The exercise ▸ Are you able to quote each entry exactly as written?

::::::

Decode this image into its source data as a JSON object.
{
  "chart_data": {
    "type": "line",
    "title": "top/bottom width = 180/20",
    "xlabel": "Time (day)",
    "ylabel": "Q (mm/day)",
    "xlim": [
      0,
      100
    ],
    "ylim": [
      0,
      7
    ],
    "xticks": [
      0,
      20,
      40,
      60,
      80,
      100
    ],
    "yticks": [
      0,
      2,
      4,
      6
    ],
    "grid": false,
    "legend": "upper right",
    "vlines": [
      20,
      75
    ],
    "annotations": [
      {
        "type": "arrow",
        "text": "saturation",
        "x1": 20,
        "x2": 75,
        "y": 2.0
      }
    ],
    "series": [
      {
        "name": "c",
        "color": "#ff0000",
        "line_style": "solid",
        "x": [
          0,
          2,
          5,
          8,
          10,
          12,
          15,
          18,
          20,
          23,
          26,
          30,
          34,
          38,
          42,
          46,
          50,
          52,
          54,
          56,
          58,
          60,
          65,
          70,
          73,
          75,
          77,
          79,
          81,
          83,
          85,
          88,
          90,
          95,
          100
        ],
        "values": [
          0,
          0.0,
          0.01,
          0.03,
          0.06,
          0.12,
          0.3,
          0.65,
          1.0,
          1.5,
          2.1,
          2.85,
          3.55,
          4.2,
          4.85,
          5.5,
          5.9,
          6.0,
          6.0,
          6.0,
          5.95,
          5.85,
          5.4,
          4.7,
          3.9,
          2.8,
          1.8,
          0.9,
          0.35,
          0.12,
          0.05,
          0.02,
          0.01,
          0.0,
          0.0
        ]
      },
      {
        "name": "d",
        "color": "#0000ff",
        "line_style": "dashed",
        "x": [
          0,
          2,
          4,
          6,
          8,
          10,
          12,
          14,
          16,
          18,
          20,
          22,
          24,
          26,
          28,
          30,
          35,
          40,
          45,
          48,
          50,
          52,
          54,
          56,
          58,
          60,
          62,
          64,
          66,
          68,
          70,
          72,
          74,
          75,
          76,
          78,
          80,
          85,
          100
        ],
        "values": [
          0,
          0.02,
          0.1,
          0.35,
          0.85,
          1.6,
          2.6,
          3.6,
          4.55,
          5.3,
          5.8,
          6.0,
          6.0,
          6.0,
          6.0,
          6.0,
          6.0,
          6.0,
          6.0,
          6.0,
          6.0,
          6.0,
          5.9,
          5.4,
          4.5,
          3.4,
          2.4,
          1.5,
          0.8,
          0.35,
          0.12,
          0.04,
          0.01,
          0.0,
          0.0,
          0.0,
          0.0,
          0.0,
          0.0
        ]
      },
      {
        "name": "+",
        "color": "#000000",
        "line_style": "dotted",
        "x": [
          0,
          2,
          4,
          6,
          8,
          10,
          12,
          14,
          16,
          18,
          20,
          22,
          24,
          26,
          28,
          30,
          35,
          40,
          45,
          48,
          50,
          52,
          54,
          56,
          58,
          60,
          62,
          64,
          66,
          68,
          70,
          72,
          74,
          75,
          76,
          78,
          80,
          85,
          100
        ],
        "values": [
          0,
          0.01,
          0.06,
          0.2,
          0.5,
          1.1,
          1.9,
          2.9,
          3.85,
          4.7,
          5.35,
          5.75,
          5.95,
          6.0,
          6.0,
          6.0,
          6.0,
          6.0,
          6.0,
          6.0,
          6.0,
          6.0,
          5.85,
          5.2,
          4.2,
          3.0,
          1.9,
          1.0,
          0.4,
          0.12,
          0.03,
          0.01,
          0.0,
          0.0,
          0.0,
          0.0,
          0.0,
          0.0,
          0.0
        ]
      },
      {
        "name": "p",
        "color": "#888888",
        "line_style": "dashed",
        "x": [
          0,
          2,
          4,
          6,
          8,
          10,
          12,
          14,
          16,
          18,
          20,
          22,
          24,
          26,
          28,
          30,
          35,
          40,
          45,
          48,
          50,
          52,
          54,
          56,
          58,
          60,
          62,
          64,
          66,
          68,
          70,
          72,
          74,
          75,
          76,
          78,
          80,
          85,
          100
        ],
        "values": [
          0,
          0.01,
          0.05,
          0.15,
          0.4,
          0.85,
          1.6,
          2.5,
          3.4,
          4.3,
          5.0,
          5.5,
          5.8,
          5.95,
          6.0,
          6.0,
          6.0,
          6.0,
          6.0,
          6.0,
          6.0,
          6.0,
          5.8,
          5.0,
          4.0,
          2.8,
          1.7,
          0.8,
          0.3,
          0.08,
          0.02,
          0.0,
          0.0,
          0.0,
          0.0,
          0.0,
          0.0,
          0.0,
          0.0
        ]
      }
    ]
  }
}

::::::

Result ▸
Decode this image into its source data as a JSON object.
{
  "chart_data": {
    "type": "line",
    "title": "top/bottom width = 180/20",
    "xlabel": "Time (day)",
    "ylabel": "Q (mm/day)",
    "xlim": [
      0,
      100
    ],
    "ylim": [
      0,
      7
    ],
    "xticks": [
      0,
      20,
      40,
      60,
      80,
      100
    ],
    "yticks": [
      0,
      2,
      4,
      6
    ],
    "grid": false,
    "legend": "upper right",
    "vlines": [
      20,
      75
    ],
    "annotations": [
      {
        "type": "arrow",
        "text": "saturation",
        "x1": 20,
        "x2": 75,
        "y": 2.0
      }
    ],
    "series": [
      {
        "name": "c",
        "color": "#ff0000",
        "line_style": "solid",
        "x": [
          0,
          2,
          5,
          8,
          10,
          12,
          15,
          18,
          20,
          23,
          26,
          30,
          34,
          38,
          42,
          46,
          50,
          52,
          54,
          56,
          58,
          60,
          65,
          70,
          73,
          75,
          77,
          79,
          81,
          83,
          85,
          88,
          90,
          95,
          100
        ],
        "values": [
          0,
          0.0,
          0.01,
          0.03,
          0.06,
          0.12,
          0.3,
          0.65,
          1.0,
          1.5,
          2.1,
          2.85,
          3.55,
          4.2,
          4.85,
          5.5,
          5.9,
          6.0,
          6.0,
          6.0,
          5.95,
          5.85,
          5.4,
          4.7,
          3.9,
          2.8,
          1.8,
          0.9,
          0.35,
          0.12,
          0.05,
          0.02,
          0.01,
          0.0,
          0.0
        ]
      },
      {
        "name": "d",
        "color": "#0000ff",
        "line_style": "dashed",
        "x": [
          0,
          2,
          4,
          6,
          8,
          10,
          12,
          14,
          16,
          18,
          20,
          22,
          24,
          26,
          28,
          30,
          35,
          40,
          45,
          48,
          50,
          52,
          54,
          56,
          58,
          60,
          62,
          64,
          66,
          68,
          70,
          72,
          74,
          75,
          76,
          78,
          80,
          85,
          100
        ],
        "values": [
          0,
          0.02,
          0.1,
          0.35,
          0.85,
          1.6,
          2.6,
          3.6,
          4.55,
          5.3,
          5.8,
          6.0,
          6.0,
          6.0,
          6.0,
          6.0,
          6.0,
          6.0,
          6.0,
          6.0,
          6.0,
          6.0,
          5.9,
          5.4,
          4.5,
          3.4,
          2.4,
          1.5,
          0.8,
          0.35,
          0.12,
          0.04,
          0.01,
          0.0,
          0.0,
          0.0,
          0.0,
          0.0,
          0.0
        ]
      },
      {
        "name": "+",
        "color": "#000000",
        "line_style": "dotted",
        "x": [
          0,
          2,
          4,
          6,
          8,
          10,
          12,
          14,
          16,
          18,
          20,
          22,
          24,
          26,
          28,
          30,
          35,
          40,
          45,
          48,
          50,
          52,
          54,
          56,
          58,
          60,
          62,
          64,
          66,
          68,
          70,
          72,
          74,
          75,
          76,
          78,
          80,
          85,
          100
        ],
        "values": [
          0,
          0.01,
          0.06,
          0.2,
          0.5,
          1.1,
          1.9,
          2.9,
          3.85,
          4.7,
          5.35,
          5.75,
          5.95,
          6.0,
          6.0,
          6.0,
          6.0,
          6.0,
          6.0,
          6.0,
          6.0,
          6.0,
          5.85,
          5.2,
          4.2,
          3.0,
          1.9,
          1.0,
          0.4,
          0.12,
          0.03,
          0.01,
          0.0,
          0.0,
          0.0,
          0.0,
          0.0,
          0.0,
          0.0
        ]
      },
      {
        "name": "p",
        "color": "#888888",
        "line_style": "dashed",
        "x": [
          0,
          2,
          4,
          6,
          8,
          10,
          12,
          14,
          16,
          18,
          20,
          22,
          24,
          26,
          28,
          30,
          35,
          40,
          45,
          48,
          50,
          52,
          54,
          56,
          58,
          60,
          62,
          64,
          66,
          68,
          70,
          72,
          74,
          75,
          76,
          78,
          80,
          85,
          100
        ],
        "values": [
          0,
          0.01,
          0.05,
          0.15,
          0.4,
          0.85,
          1.6,
          2.5,
          3.4,
          4.3,
          5.0,
          5.5,
          5.8,
          5.95,
          6.0,
          6.0,
          6.0,
          6.0,
          6.0,
          6.0,
          6.0,
          6.0,
          5.8,
          5.0,
          4.0,
          2.8,
          1.7,
          0.8,
          0.3,
          0.08,
          0.02,
          0.0,
          0.0,
          0.0,
          0.0,
          0.0,
          0.0,
          0.0,
          0.0
        ]
      }
    ]
  }
}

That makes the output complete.